**Records contained in a dataset**.
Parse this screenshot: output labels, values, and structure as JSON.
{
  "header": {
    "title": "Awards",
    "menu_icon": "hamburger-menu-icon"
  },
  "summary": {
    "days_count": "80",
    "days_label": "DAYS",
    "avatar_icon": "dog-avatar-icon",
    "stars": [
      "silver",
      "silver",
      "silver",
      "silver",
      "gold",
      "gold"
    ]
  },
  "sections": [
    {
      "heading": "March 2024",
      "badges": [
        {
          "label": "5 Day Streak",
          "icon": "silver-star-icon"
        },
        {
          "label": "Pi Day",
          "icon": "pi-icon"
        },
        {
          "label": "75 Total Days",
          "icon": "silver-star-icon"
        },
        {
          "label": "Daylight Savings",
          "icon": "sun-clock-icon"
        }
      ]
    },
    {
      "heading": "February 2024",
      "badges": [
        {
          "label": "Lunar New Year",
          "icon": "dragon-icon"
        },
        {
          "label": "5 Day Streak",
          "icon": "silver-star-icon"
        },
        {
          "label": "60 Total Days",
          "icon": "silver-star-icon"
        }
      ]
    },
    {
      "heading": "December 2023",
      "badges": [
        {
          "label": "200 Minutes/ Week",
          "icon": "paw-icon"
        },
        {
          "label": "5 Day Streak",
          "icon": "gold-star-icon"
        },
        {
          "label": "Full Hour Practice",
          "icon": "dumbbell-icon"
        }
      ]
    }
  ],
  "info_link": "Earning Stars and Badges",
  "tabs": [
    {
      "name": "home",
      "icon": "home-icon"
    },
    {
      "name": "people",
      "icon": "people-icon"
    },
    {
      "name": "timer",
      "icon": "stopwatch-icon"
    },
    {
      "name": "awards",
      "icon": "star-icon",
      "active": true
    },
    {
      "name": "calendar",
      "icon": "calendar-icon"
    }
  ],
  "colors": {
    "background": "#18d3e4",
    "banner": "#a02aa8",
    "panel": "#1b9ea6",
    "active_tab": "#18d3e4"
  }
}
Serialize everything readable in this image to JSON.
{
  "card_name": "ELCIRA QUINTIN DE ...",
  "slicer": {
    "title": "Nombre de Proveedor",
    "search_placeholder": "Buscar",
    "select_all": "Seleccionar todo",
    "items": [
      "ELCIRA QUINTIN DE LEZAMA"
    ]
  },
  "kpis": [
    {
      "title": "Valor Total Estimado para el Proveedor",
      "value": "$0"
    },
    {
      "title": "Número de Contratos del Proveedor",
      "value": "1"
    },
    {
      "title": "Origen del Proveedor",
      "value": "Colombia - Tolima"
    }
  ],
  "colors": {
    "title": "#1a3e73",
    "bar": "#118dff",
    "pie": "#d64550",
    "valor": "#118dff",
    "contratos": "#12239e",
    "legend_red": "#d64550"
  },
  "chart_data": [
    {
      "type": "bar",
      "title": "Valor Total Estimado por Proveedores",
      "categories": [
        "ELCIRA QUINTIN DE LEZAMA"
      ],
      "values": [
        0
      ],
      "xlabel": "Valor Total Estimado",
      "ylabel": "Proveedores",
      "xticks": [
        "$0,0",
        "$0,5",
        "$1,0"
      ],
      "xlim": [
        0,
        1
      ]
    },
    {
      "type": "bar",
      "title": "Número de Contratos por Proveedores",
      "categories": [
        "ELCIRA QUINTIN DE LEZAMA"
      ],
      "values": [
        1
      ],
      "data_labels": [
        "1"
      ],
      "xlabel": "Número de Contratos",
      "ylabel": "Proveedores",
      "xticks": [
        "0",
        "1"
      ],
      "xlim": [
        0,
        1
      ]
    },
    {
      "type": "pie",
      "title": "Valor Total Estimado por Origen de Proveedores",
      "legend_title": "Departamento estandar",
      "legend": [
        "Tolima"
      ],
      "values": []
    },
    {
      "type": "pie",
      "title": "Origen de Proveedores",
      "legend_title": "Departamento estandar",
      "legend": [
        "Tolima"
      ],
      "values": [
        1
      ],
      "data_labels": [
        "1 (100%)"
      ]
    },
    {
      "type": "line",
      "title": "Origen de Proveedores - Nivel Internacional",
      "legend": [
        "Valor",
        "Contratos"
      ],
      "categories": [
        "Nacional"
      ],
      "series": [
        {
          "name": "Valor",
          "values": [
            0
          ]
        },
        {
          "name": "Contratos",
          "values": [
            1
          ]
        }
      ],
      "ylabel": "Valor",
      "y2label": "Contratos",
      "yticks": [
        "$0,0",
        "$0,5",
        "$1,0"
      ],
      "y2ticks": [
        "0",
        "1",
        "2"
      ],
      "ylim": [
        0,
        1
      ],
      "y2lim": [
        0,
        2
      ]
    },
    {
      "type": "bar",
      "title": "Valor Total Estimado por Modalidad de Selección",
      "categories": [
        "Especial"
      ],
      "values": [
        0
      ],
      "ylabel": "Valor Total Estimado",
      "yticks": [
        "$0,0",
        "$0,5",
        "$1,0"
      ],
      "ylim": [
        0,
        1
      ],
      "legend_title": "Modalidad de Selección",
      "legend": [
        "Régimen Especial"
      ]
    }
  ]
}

**SET PROBLEM**. Reproduce the listing above word for word.

**PROBLEM SOLUTION**.
Parse this screenshot: output labels, values, and structure as JSON.
{
  "header": {
    "title": "Awards",
    "menu_icon": "hamburger-menu-icon"
  },
  "summary": {
    "days_count": "80",
    "days_label": "DAYS",
    "avatar_icon": "dog-avatar-icon",
    "stars": [
      "silver",
      "silver",
      "silver",
      "silver",
      "gold",
      "gold"
    ]
  },
  "sections": [
    {
      "heading": "March 2024",
      "badges": [
        {
          "label": "5 Day Streak",
          "icon": "silver-star-icon"
        },
        {
          "label": "Pi Day",
          "icon": "pi-icon"
        },
        {
          "label": "75 Total Days",
          "icon": "silver-star-icon"
        },
        {
          "label": "Daylight Savings",
          "icon": "sun-clock-icon"
        }
      ]
    },
    {
      "heading": "February 2024",
      "badges": [
        {
          "label": "Lunar New Year",
          "icon": "dragon-icon"
        },
        {
          "label": "5 Day Streak",
          "icon": "silver-star-icon"
        },
        {
          "label": "60 Total Days",
          "icon": "silver-star-icon"
        }
      ]
    },
    {
      "heading": "December 2023",
      "badges": [
        {
          "label": "200 Minutes/ Week",
          "icon": "paw-icon"
        },
        {
          "label": "5 Day Streak",
          "icon": "gold-star-icon"
        },
        {
          "label": "Full Hour Practice",
          "icon": "dumbbell-icon"
        }
      ]
    }
  ],
  "info_link": "Earning Stars and Badges",
  "tabs": [
    {
      "name": "home",
      "icon": "home-icon"
    },
    {
      "name": "people",
      "icon": "people-icon"
    },
    {
      "name": "timer",
      "icon": "stopwatch-icon"
    },
    {
      "name": "awards",
      "icon": "star-icon",
      "active": true
    },
    {
      "name": "calendar",
      "icon": "calendar-icon"
    }
  ],
  "colors": {
    "background": "#18d3e4",
    "banner": "#a02aa8",
    "panel": "#1b9ea6",
    "active_tab": "#18d3e4"
  }
}
Serialize everything readable in this image to JSON.
{
  "card_name": "ELCIRA QUINTIN DE ...",
  "slicer": {
    "title": "Nombre de Proveedor",
    "search_placeholder": "Buscar",
    "select_all": "Seleccionar todo",
    "items": [
      "ELCIRA QUINTIN DE LEZAMA"
    ]
  },
  "kpis": [
    {
      "title": "Valor Total Estimado para el Proveedor",
      "value": "$0"
    },
    {
      "title": "Número de Contratos del Proveedor",
      "value": "1"
    },
    {
      "title": "Origen del Proveedor",
      "value": "Colombia - Tolima"
    }
  ],
  "colors": {
    "title": "#1a3e73",
    "bar": "#118dff",
    "pie": "#d64550",
    "valor": "#118dff",
    "contratos": "#12239e",
    "legend_red": "#d64550"
  },
  "chart_data": [
    {
      "type": "bar",
      "title": "Valor Total Estimado por Proveedores",
      "categories": [
        "ELCIRA QUINTIN DE LEZAMA"
      ],
      "values": [
        0
      ],
      "xlabel": "Valor Total Estimado",
      "ylabel": "Proveedores",
      "xticks": [
        "$0,0",
        "$0,5",
        "$1,0"
      ],
      "xlim": [
        0,
        1
      ]
    },
    {
      "type": "bar",
      "title": "Número de Contratos por Proveedores",
      "categories": [
        "ELCIRA QUINTIN DE LEZAMA"
      ],
      "values": [
        1
      ],
      "data_labels": [
        "1"
      ],
      "xlabel": "Número de Contratos",
      "ylabel": "Proveedores",
      "xticks": [
        "0",
        "1"
      ],
      "xlim": [
        0,
        1
      ]
    },
    {
      "type": "pie",
      "title": "Valor Total Estimado por Origen de Proveedores",
      "legend_title": "Departamento estandar",
      "legend": [
        "Tolima"
      ],
      "values": []
    },
    {
      "type": "pie",
      "title": "Origen de Proveedores",
      "legend_title": "Departamento estandar",
      "legend": [
        "Tolima"
      ],
      "values": [
        1
      ],
      "data_labels": [
        "1 (100%)"
      ]
    },
    {
      "type": "line",
      "title": "Origen de Proveedores - Nivel Internacional",
      "legend": [
        "Valor",
        "Contratos"
      ],
      "categories": [
        "Nacional"
      ],
      "series": [
        {
          "name": "Valor",
          "values": [
            0
          ]
        },
        {
          "name": "Contratos",
          "values": [
            1
          ]
        }
      ],
      "ylabel": "Valor",
      "y2label": "Contratos",
      "yticks": [
        "$0,0",
        "$0,5",
        "$1,0"
      ],
      "y2ticks": [
        "0",
        "1",
        "2"
      ],
      "ylim": [
        0,
        1
      ],
      "y2lim": [
        0,
        2
      ]
    },
    {
      "type": "bar",
      "title": "Valor Total Estimado por Modalidad de Selección",
      "categories": [
        "Especial"
      ],
      "values": [
        0
      ],
      "ylabel": "Valor Total Estimado",
      "yticks": [
        "$0,0",
        "$0,5",
        "$1,0"
      ],
      "ylim": [
        0,
        1
      ],
      "legend_title": "Modalidad de Selección",
      "legend": [
        "Régimen Especial"
      ]
    }
  ]
}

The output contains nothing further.